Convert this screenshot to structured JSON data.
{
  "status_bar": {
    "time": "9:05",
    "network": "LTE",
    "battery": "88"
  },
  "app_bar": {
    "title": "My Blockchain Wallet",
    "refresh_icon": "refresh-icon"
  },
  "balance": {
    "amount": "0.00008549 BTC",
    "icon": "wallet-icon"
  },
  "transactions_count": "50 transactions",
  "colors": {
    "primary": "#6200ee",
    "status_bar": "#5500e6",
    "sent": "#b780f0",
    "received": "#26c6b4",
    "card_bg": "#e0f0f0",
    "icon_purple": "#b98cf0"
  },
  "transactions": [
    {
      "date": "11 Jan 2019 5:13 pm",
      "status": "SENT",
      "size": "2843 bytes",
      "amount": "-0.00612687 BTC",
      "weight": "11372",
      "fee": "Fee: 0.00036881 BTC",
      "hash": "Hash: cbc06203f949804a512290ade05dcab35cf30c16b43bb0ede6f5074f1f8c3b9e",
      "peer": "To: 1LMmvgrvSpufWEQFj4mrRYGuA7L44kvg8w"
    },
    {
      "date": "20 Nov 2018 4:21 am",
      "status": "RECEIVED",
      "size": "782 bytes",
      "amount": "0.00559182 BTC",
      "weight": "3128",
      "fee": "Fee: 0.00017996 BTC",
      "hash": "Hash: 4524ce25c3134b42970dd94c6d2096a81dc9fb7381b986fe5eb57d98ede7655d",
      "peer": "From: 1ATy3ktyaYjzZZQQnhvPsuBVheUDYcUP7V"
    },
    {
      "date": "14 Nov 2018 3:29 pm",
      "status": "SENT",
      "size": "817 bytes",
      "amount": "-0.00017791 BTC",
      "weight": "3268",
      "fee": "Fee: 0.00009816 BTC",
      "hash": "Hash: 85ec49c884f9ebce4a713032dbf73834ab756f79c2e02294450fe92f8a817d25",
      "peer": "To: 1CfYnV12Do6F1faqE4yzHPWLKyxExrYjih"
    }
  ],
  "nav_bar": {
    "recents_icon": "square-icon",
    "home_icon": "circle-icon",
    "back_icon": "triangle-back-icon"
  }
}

* * *

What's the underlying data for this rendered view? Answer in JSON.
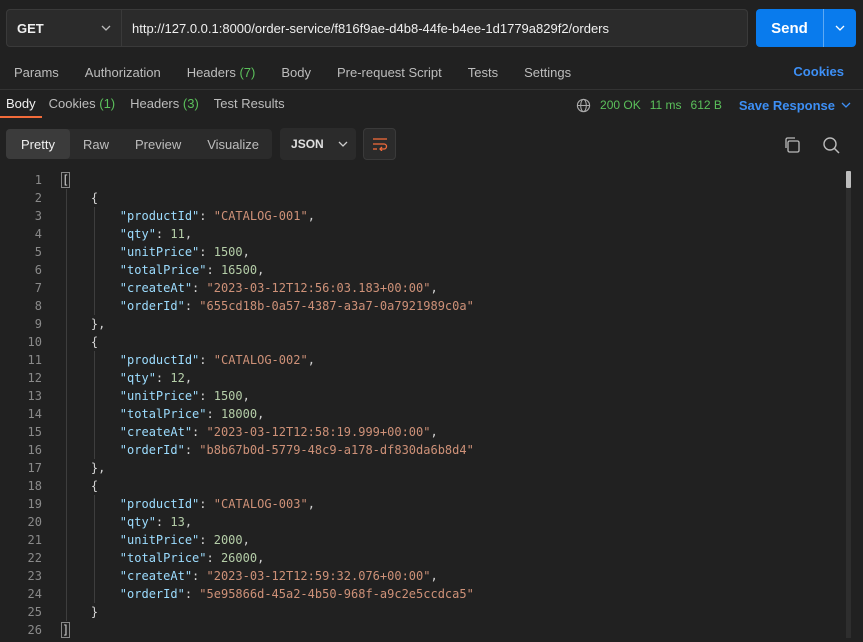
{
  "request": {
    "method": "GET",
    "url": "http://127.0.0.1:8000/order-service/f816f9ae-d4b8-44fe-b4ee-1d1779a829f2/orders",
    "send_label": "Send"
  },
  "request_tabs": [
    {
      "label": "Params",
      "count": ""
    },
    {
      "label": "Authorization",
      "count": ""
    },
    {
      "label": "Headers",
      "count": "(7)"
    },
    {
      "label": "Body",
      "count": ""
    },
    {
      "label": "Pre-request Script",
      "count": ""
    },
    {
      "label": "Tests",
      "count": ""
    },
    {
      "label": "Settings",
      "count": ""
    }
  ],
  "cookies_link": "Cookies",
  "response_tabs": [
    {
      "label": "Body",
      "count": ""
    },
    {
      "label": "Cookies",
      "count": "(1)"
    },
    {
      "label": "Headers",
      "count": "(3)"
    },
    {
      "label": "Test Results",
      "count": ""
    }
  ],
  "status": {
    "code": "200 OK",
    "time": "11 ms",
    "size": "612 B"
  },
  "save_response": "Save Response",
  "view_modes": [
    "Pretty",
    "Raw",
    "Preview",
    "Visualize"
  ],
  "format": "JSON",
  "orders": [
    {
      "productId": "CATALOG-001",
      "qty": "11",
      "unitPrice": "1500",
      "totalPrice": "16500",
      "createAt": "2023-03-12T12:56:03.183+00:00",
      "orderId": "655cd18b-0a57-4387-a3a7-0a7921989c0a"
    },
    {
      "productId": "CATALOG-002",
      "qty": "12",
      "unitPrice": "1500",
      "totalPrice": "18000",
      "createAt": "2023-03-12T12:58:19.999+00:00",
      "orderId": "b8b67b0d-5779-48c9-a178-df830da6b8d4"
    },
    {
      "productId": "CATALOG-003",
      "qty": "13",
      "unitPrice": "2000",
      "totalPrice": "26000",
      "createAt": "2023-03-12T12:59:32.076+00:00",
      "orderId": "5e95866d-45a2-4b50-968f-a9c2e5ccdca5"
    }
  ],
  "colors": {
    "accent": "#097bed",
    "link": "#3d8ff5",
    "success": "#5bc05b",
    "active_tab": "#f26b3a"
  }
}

==

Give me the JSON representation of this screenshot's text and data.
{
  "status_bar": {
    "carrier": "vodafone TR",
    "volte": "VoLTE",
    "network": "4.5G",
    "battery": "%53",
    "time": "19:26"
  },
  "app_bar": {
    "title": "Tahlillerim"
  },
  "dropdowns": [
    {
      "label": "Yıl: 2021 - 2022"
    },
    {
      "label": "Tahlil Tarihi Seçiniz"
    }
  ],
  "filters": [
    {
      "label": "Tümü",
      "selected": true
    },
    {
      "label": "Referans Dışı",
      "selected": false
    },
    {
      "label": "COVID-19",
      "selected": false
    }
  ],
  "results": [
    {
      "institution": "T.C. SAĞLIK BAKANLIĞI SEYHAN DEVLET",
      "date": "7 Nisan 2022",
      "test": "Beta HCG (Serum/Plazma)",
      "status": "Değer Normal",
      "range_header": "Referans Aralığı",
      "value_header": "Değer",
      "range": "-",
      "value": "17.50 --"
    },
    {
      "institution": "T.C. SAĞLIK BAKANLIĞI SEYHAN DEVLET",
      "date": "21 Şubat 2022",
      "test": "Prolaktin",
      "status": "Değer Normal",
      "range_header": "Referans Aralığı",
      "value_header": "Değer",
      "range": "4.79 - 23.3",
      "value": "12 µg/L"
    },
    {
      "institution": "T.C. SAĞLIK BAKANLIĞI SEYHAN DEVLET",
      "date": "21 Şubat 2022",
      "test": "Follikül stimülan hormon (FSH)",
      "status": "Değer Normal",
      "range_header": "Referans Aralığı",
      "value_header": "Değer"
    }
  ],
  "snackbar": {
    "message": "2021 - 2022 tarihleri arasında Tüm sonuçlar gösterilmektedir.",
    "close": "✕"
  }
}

What to produce: Go through the material above and copy each line that has the word "hash".

Response below:
      "hash": "Hash: cbc06203f949804a512290ade05dcab35cf30c16b43bb0ede6f5074f1f8c3b9e",
      "hash": "Hash: 4524ce25c3134b42970dd94c6d2096a81dc9fb7381b986fe5eb57d98ede7655d",
      "hash": "Hash: 85ec49c884f9ebce4a713032dbf73834ab756f79c2e02294450fe92f8a817d25",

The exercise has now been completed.